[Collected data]
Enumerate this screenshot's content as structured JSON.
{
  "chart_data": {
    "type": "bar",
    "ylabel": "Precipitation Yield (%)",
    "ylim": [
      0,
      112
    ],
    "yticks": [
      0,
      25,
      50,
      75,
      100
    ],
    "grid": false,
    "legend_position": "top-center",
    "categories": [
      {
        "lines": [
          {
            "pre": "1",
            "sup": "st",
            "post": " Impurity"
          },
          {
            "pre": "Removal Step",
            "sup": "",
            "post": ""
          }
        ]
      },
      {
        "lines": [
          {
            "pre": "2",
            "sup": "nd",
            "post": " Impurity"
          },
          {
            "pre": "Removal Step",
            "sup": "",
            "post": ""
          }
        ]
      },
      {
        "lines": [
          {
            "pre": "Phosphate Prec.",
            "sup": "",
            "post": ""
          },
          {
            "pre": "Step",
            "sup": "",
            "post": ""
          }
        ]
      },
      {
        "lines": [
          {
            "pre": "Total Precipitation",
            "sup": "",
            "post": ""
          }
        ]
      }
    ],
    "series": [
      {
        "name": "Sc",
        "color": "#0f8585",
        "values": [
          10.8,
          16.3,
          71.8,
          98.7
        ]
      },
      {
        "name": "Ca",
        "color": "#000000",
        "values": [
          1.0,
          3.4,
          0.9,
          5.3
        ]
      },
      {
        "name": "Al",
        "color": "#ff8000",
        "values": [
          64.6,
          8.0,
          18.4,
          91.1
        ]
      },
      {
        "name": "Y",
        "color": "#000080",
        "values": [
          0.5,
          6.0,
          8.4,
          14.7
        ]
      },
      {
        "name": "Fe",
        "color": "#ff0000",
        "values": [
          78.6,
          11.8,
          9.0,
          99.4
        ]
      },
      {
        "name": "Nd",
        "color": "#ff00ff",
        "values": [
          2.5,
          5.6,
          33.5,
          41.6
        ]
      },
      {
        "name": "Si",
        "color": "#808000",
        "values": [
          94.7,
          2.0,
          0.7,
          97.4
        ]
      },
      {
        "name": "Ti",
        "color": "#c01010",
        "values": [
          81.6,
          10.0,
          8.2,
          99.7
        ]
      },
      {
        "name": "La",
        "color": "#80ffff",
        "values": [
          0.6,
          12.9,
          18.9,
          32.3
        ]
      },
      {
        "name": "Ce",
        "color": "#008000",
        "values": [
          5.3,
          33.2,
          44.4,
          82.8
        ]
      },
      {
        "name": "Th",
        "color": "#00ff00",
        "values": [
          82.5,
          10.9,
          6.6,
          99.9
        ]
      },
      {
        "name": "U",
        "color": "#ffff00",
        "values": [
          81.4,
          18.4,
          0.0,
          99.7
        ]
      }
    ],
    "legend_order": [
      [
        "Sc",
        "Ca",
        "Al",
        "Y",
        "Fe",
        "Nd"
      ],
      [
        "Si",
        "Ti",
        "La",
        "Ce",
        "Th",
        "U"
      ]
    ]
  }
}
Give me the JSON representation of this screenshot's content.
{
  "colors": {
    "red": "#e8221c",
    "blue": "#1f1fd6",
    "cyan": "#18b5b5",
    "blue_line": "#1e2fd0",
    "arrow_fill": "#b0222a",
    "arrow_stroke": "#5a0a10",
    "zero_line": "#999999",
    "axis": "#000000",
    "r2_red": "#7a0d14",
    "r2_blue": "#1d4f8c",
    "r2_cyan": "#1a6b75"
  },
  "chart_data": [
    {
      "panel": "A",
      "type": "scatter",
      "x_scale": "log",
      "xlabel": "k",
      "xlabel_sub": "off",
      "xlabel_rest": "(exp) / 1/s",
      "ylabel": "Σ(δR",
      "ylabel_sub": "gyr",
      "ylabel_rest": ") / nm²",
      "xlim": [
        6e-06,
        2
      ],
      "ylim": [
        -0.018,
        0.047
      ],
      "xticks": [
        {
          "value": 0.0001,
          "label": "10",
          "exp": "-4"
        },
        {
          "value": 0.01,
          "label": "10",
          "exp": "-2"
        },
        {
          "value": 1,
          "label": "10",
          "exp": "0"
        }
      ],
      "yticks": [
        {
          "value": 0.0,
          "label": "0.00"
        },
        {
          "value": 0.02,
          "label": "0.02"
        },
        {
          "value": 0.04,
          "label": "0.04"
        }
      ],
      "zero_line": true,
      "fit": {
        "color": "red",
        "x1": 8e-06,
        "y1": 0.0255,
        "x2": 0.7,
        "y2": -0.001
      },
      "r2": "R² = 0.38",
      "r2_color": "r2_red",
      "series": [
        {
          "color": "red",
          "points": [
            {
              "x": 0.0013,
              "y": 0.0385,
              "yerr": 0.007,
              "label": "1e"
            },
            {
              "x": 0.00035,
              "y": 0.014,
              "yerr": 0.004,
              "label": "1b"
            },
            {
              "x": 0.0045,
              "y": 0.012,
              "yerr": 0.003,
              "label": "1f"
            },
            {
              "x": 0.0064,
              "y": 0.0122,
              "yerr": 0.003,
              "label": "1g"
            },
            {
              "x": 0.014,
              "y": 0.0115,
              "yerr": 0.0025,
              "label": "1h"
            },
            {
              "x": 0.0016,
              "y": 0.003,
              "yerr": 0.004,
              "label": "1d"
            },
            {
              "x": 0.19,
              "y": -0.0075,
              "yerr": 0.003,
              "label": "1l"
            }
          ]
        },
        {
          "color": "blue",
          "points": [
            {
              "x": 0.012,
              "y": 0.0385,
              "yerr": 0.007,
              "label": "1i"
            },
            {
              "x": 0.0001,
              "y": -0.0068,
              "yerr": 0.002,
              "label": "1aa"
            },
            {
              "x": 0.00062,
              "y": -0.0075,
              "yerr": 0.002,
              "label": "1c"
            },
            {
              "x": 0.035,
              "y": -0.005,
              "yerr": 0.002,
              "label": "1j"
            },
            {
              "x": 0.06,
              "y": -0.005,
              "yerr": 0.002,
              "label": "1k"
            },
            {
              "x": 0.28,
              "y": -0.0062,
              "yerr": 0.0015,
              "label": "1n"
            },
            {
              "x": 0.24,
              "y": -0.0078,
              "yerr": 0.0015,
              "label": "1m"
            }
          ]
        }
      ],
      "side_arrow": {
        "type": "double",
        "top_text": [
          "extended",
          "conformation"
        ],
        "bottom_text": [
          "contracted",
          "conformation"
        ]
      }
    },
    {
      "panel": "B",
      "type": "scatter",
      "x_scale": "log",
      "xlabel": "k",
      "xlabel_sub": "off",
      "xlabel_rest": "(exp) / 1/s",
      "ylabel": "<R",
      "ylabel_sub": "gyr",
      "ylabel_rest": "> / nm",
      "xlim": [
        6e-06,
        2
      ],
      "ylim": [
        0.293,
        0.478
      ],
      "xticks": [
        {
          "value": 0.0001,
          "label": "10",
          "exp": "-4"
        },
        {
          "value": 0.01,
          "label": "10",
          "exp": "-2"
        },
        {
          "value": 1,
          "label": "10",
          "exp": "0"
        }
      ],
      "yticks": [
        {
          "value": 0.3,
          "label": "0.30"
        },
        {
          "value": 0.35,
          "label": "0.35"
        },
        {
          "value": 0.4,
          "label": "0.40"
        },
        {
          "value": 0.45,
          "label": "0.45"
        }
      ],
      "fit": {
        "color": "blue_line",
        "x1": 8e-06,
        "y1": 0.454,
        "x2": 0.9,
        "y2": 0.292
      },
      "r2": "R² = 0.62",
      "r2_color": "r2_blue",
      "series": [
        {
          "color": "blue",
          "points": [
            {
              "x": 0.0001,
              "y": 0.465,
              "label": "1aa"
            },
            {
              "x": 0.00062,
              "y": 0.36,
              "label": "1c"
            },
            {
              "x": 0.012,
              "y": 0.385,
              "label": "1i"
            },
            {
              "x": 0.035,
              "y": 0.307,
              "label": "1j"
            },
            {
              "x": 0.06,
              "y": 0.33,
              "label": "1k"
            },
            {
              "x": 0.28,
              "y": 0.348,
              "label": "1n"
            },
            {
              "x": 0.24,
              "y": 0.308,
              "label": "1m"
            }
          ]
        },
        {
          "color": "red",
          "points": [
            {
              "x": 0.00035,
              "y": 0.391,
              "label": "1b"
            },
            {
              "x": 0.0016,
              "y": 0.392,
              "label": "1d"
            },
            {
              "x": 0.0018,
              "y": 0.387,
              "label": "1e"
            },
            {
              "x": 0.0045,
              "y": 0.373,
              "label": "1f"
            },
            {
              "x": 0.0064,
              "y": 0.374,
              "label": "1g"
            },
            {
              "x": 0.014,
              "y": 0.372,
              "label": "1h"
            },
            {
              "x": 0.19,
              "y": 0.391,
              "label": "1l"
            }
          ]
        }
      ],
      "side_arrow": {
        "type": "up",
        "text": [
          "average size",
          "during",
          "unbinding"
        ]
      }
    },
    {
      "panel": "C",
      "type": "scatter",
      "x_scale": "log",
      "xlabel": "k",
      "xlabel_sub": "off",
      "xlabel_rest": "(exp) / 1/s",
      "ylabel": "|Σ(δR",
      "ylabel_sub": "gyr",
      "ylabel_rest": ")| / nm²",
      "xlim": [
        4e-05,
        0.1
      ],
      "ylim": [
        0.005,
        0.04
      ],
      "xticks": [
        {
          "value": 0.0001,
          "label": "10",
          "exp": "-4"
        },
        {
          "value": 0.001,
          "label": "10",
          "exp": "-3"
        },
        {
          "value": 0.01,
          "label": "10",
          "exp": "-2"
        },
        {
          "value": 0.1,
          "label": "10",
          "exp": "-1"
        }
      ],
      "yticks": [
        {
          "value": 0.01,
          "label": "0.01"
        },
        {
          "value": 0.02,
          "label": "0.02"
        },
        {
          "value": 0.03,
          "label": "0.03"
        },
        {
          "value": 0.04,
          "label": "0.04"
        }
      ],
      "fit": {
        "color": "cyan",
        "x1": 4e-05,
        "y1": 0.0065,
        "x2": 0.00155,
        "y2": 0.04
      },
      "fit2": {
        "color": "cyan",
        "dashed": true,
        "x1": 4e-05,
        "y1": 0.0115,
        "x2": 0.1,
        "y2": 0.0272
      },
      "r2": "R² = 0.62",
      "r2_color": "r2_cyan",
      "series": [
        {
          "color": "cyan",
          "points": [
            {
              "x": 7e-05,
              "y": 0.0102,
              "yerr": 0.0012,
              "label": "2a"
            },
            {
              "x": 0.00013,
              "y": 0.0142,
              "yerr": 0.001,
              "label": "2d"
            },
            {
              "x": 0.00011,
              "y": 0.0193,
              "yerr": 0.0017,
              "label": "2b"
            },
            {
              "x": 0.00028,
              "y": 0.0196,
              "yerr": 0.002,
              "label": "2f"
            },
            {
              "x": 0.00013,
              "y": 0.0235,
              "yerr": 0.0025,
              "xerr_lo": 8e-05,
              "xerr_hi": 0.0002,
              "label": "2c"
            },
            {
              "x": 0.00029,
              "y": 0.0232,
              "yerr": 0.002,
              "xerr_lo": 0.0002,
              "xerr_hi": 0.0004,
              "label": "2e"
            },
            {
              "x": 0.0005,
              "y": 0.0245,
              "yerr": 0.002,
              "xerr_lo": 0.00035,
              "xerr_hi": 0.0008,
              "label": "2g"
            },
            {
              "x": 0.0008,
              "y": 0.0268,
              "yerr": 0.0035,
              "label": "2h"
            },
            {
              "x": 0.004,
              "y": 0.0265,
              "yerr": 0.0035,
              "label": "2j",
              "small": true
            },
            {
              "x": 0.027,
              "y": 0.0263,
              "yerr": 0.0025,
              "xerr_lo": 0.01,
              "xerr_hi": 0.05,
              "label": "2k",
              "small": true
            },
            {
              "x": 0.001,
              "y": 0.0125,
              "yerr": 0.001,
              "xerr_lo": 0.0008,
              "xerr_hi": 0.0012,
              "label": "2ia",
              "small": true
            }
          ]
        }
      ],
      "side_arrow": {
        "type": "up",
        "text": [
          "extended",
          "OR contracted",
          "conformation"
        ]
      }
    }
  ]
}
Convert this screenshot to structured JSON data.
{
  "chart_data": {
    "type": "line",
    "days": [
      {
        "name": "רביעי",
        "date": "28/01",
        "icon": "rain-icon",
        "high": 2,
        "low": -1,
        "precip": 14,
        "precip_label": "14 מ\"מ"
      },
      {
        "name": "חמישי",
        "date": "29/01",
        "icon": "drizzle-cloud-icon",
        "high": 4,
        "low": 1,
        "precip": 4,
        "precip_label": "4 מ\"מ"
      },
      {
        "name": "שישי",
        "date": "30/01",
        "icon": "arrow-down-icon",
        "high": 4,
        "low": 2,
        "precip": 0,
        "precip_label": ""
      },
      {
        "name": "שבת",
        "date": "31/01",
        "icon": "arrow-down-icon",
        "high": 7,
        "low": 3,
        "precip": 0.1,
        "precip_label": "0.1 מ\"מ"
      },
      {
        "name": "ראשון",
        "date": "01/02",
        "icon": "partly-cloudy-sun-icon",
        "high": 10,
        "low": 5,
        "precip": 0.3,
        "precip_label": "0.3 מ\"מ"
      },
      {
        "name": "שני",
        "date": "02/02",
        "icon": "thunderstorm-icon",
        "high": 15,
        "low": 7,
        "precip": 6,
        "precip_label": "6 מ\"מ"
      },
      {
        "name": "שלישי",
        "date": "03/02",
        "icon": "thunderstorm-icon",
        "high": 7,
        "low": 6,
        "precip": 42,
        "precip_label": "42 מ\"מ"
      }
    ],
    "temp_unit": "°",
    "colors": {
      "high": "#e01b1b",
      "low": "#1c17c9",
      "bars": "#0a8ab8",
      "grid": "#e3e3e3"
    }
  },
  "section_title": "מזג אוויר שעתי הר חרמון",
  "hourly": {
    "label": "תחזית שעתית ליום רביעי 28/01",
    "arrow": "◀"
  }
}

Exercise aim:
Nothing but the lines from the line with "Convert this screenshot" to the last line of the listing above should appear; please retype them exactly, both ends included.

Complete output:
Convert this screenshot to structured JSON data.
{
  "chart_data": {
    "type": "line",
    "days": [
      {
        "name": "רביעי",
        "date": "28/01",
        "icon": "rain-icon",
        "high": 2,
        "low": -1,
        "precip": 14,
        "precip_label": "14 מ\"מ"
      },
      {
        "name": "חמישי",
        "date": "29/01",
        "icon": "drizzle-cloud-icon",
        "high": 4,
        "low": 1,
        "precip": 4,
        "precip_label": "4 מ\"מ"
      },
      {
        "name": "שישי",
        "date": "30/01",
        "icon": "arrow-down-icon",
        "high": 4,
        "low": 2,
        "precip": 0,
        "precip_label": ""
      },
      {
        "name": "שבת",
        "date": "31/01",
        "icon": "arrow-down-icon",
        "high": 7,
        "low": 3,
        "precip": 0.1,
        "precip_label": "0.1 מ\"מ"
      },
      {
        "name": "ראשון",
        "date": "01/02",
        "icon": "partly-cloudy-sun-icon",
        "high": 10,
        "low": 5,
        "precip": 0.3,
        "precip_label": "0.3 מ\"מ"
      },
      {
        "name": "שני",
        "date": "02/02",
        "icon": "thunderstorm-icon",
        "high": 15,
        "low": 7,
        "precip": 6,
        "precip_label": "6 מ\"מ"
      },
      {
        "name": "שלישי",
        "date": "03/02",
        "icon": "thunderstorm-icon",
        "high": 7,
        "low": 6,
        "precip": 42,
        "precip_label": "42 מ\"מ"
      }
    ],
    "temp_unit": "°",
    "colors": {
      "high": "#e01b1b",
      "low": "#1c17c9",
      "bars": "#0a8ab8",
      "grid": "#e3e3e3"
    }
  },
  "section_title": "מזג אוויר שעתי הר חרמון",
  "hourly": {
    "label": "תחזית שעתית ליום רביעי 28/01",
    "arrow": "◀"
  }
}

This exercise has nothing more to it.